Your goal
Retype the listing exactly; omit pictures.

Source data
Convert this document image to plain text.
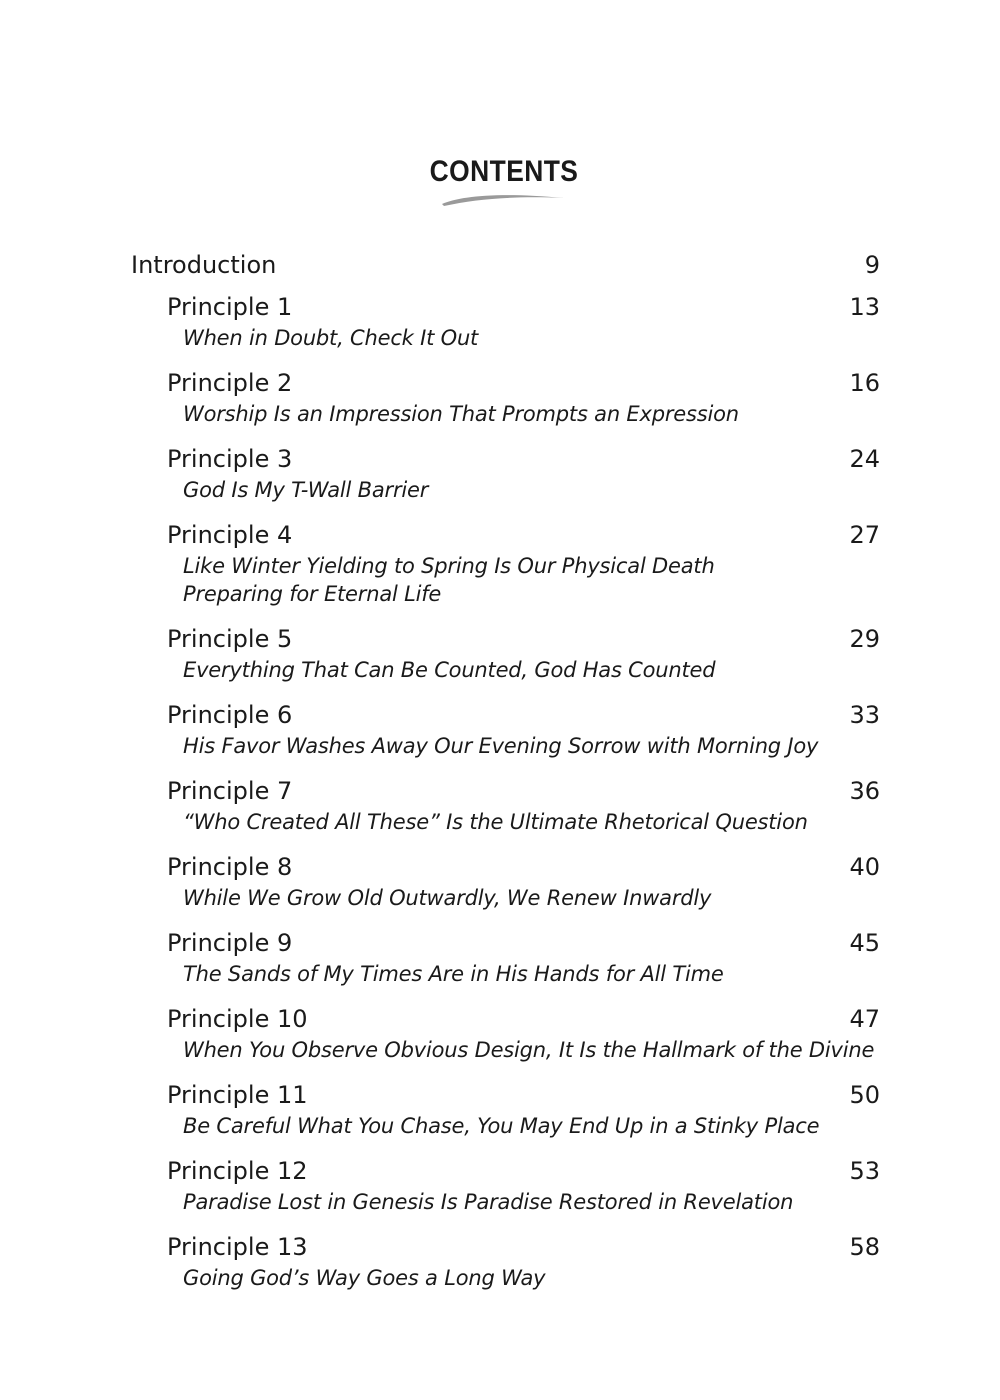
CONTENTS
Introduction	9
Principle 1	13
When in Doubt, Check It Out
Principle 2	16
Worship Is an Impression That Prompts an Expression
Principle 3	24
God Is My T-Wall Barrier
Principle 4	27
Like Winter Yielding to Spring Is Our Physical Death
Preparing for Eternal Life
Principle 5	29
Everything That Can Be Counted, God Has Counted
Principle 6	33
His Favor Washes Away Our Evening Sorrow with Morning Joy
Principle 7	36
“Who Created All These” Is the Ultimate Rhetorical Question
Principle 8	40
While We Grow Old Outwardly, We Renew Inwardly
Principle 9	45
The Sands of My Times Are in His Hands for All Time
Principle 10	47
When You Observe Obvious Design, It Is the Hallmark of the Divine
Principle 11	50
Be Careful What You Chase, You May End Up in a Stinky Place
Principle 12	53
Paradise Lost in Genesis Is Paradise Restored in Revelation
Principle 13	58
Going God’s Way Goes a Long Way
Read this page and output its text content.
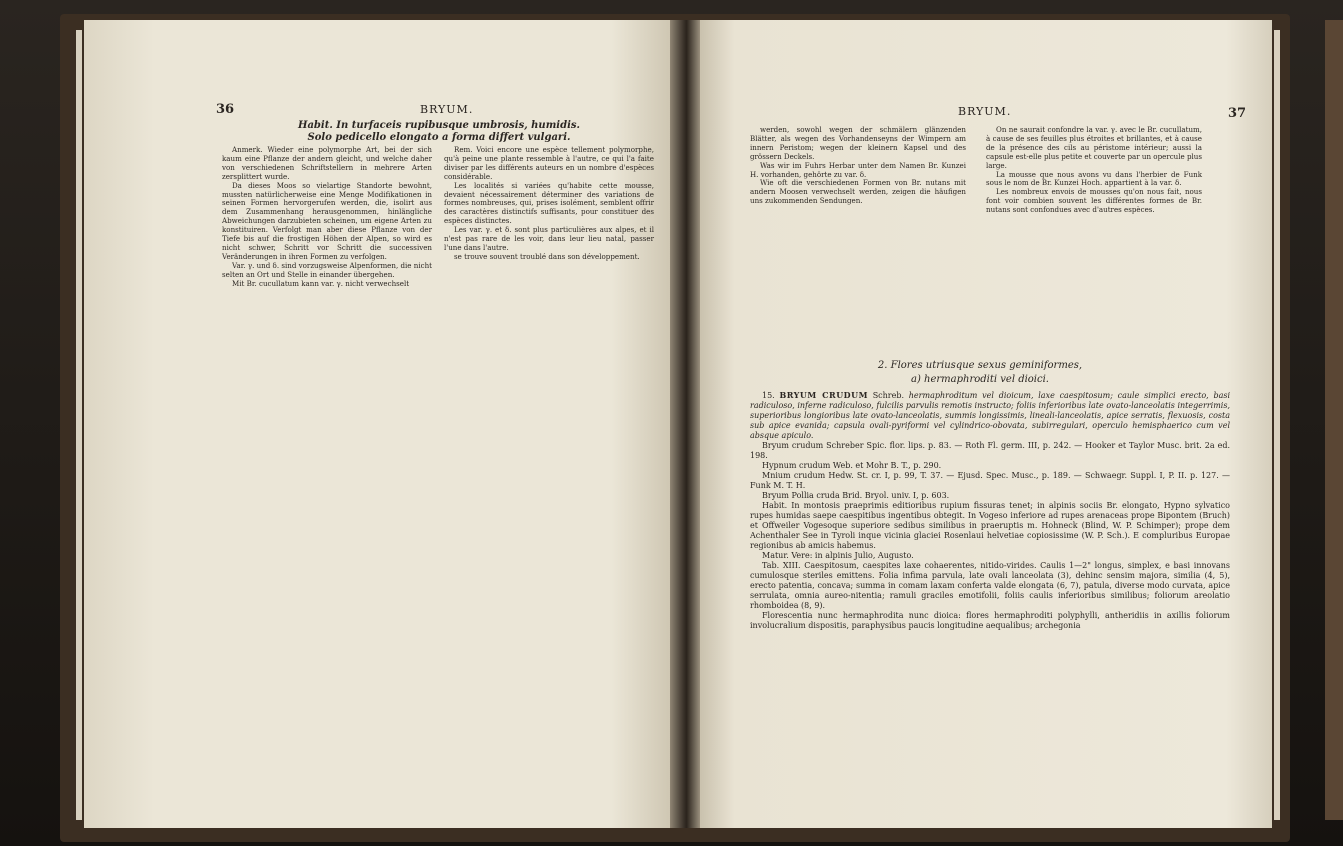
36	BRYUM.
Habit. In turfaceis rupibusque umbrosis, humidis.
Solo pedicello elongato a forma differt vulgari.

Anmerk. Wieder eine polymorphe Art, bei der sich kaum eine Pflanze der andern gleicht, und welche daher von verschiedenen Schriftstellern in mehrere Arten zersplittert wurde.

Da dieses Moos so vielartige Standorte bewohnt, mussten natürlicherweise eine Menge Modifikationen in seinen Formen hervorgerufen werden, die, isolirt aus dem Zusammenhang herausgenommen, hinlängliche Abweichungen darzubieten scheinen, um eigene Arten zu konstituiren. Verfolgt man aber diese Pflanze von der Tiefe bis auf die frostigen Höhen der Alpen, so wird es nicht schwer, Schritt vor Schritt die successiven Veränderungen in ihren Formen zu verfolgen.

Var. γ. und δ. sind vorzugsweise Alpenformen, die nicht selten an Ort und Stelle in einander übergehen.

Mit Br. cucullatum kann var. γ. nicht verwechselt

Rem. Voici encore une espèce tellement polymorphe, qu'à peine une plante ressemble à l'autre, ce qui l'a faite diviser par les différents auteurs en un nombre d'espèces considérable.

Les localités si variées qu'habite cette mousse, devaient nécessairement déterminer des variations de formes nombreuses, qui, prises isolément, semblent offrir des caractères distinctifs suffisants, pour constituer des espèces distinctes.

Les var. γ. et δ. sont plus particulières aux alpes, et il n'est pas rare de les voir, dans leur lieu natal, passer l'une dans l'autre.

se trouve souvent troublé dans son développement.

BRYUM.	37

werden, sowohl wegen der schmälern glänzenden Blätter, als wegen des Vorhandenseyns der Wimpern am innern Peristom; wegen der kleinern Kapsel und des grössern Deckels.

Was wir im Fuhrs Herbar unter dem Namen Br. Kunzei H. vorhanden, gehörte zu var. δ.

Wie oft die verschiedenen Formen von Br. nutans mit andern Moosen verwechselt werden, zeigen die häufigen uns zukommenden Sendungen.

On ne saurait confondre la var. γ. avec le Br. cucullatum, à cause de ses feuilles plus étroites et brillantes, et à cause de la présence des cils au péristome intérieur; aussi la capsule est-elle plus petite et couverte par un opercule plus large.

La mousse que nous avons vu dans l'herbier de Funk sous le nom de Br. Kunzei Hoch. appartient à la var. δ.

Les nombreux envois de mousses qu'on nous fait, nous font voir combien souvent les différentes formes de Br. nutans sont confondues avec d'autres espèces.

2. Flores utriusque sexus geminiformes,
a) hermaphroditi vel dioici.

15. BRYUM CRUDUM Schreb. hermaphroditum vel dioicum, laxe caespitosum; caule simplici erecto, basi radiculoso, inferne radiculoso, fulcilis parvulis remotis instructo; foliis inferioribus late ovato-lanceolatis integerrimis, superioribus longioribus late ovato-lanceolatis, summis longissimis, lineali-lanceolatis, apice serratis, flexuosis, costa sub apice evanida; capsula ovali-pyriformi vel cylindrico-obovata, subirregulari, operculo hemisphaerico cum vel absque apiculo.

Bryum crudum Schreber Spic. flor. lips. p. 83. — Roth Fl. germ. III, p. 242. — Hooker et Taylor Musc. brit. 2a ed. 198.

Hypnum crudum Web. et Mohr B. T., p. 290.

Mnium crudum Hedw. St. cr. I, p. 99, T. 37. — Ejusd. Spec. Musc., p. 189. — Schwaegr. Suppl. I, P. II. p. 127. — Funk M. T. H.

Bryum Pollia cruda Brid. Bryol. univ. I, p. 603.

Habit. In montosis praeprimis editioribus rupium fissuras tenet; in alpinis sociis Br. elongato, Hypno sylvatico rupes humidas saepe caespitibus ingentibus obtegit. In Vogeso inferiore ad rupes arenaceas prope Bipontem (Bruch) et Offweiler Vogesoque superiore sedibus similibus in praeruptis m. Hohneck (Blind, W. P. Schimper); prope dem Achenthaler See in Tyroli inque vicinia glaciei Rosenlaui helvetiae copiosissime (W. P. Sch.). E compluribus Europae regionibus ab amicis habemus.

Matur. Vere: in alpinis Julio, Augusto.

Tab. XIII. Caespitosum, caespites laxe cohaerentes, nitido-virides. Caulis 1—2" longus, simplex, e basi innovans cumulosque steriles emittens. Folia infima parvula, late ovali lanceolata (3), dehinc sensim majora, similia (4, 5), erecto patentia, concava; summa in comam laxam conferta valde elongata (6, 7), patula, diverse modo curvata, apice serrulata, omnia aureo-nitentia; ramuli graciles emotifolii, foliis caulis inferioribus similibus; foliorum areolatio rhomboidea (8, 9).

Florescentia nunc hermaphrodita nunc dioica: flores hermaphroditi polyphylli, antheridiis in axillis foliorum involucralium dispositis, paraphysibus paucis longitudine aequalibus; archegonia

Output of the exercise
Convert this document image to plain text.
CONTENTS
Introduction	9
Principle 1	13
When in Doubt, Check It Out
Principle 2	16
Worship Is an Impression That Prompts an Expression
Principle 3	24
God Is My T-Wall Barrier
Principle 4	27
Like Winter Yielding to Spring Is Our Physical Death
Preparing for Eternal Life
Principle 5	29
Everything That Can Be Counted, God Has Counted
Principle 6	33
His Favor Washes Away Our Evening Sorrow with Morning Joy
Principle 7	36
“Who Created All These” Is the Ultimate Rhetorical Question
Principle 8	40
While We Grow Old Outwardly, We Renew Inwardly
Principle 9	45
The Sands of My Times Are in His Hands for All Time
Principle 10	47
When You Observe Obvious Design, It Is the Hallmark of the Divine
Principle 11	50
Be Careful What You Chase, You May End Up in a Stinky Place
Principle 12	53
Paradise Lost in Genesis Is Paradise Restored in Revelation
Principle 13	58
Going God’s Way Goes a Long Way
Read this page and output its text content.
36	BRYUM.
Habit. In turfaceis rupibusque umbrosis, humidis.
Solo pedicello elongato a forma differt vulgari.

Anmerk. Wieder eine polymorphe Art, bei der sich kaum eine Pflanze der andern gleicht, und welche daher von verschiedenen Schriftstellern in mehrere Arten zersplittert wurde.

Da dieses Moos so vielartige Standorte bewohnt, mussten natürlicherweise eine Menge Modifikationen in seinen Formen hervorgerufen werden, die, isolirt aus dem Zusammenhang herausgenommen, hinlängliche Abweichungen darzubieten scheinen, um eigene Arten zu konstituiren. Verfolgt man aber diese Pflanze von der Tiefe bis auf die frostigen Höhen der Alpen, so wird es nicht schwer, Schritt vor Schritt die successiven Veränderungen in ihren Formen zu verfolgen.

Var. γ. und δ. sind vorzugsweise Alpenformen, die nicht selten an Ort und Stelle in einander übergehen.

Mit Br. cucullatum kann var. γ. nicht verwechselt

Rem. Voici encore une espèce tellement polymorphe, qu'à peine une plante ressemble à l'autre, ce qui l'a faite diviser par les différents auteurs en un nombre d'espèces considérable.

Les localités si variées qu'habite cette mousse, devaient nécessairement déterminer des variations de formes nombreuses, qui, prises isolément, semblent offrir des caractères distinctifs suffisants, pour constituer des espèces distinctes.

Les var. γ. et δ. sont plus particulières aux alpes, et il n'est pas rare de les voir, dans leur lieu natal, passer l'une dans l'autre.

se trouve souvent troublé dans son développement.

BRYUM.	37

werden, sowohl wegen der schmälern glänzenden Blätter, als wegen des Vorhandenseyns der Wimpern am innern Peristom; wegen der kleinern Kapsel und des grössern Deckels.

Was wir im Fuhrs Herbar unter dem Namen Br. Kunzei H. vorhanden, gehörte zu var. δ.

Wie oft die verschiedenen Formen von Br. nutans mit andern Moosen verwechselt werden, zeigen die häufigen uns zukommenden Sendungen.

On ne saurait confondre la var. γ. avec le Br. cucullatum, à cause de ses feuilles plus étroites et brillantes, et à cause de la présence des cils au péristome intérieur; aussi la capsule est-elle plus petite et couverte par un opercule plus large.

La mousse que nous avons vu dans l'herbier de Funk sous le nom de Br. Kunzei Hoch. appartient à la var. δ.

Les nombreux envois de mousses qu'on nous fait, nous font voir combien souvent les différentes formes de Br. nutans sont confondues avec d'autres espèces.

2. Flores utriusque sexus geminiformes,
a) hermaphroditi vel dioici.

15. BRYUM CRUDUM Schreb. hermaphroditum vel dioicum, laxe caespitosum; caule simplici erecto, basi radiculoso, inferne radiculoso, fulcilis parvulis remotis instructo; foliis inferioribus late ovato-lanceolatis integerrimis, superioribus longioribus late ovato-lanceolatis, summis longissimis, lineali-lanceolatis, apice serratis, flexuosis, costa sub apice evanida; capsula ovali-pyriformi vel cylindrico-obovata, subirregulari, operculo hemisphaerico cum vel absque apiculo.

Bryum crudum Schreber Spic. flor. lips. p. 83. — Roth Fl. germ. III, p. 242. — Hooker et Taylor Musc. brit. 2a ed. 198.

Hypnum crudum Web. et Mohr B. T., p. 290.

Mnium crudum Hedw. St. cr. I, p. 99, T. 37. — Ejusd. Spec. Musc., p. 189. — Schwaegr. Suppl. I, P. II. p. 127. — Funk M. T. H.

Bryum Pollia cruda Brid. Bryol. univ. I, p. 603.

Habit. In montosis praeprimis editioribus rupium fissuras tenet; in alpinis sociis Br. elongato, Hypno sylvatico rupes humidas saepe caespitibus ingentibus obtegit. In Vogeso inferiore ad rupes arenaceas prope Bipontem (Bruch) et Offweiler Vogesoque superiore sedibus similibus in praeruptis m. Hohneck (Blind, W. P. Schimper); prope dem Achenthaler See in Tyroli inque vicinia glaciei Rosenlaui helvetiae copiosissime (W. P. Sch.). E compluribus Europae regionibus ab amicis habemus.

Matur. Vere: in alpinis Julio, Augusto.

Tab. XIII. Caespitosum, caespites laxe cohaerentes, nitido-virides. Caulis 1—2" longus, simplex, e basi innovans cumulosque steriles emittens. Folia infima parvula, late ovali lanceolata (3), dehinc sensim majora, similia (4, 5), erecto patentia, concava; summa in comam laxam conferta valde elongata (6, 7), patula, diverse modo curvata, apice serrulata, omnia aureo-nitentia; ramuli graciles emotifolii, foliis caulis inferioribus similibus; foliorum areolatio rhomboidea (8, 9).

Florescentia nunc hermaphrodita nunc dioica: flores hermaphroditi polyphylli, antheridiis in axillis foliorum involucralium dispositis, paraphysibus paucis longitudine aequalibus; archegonia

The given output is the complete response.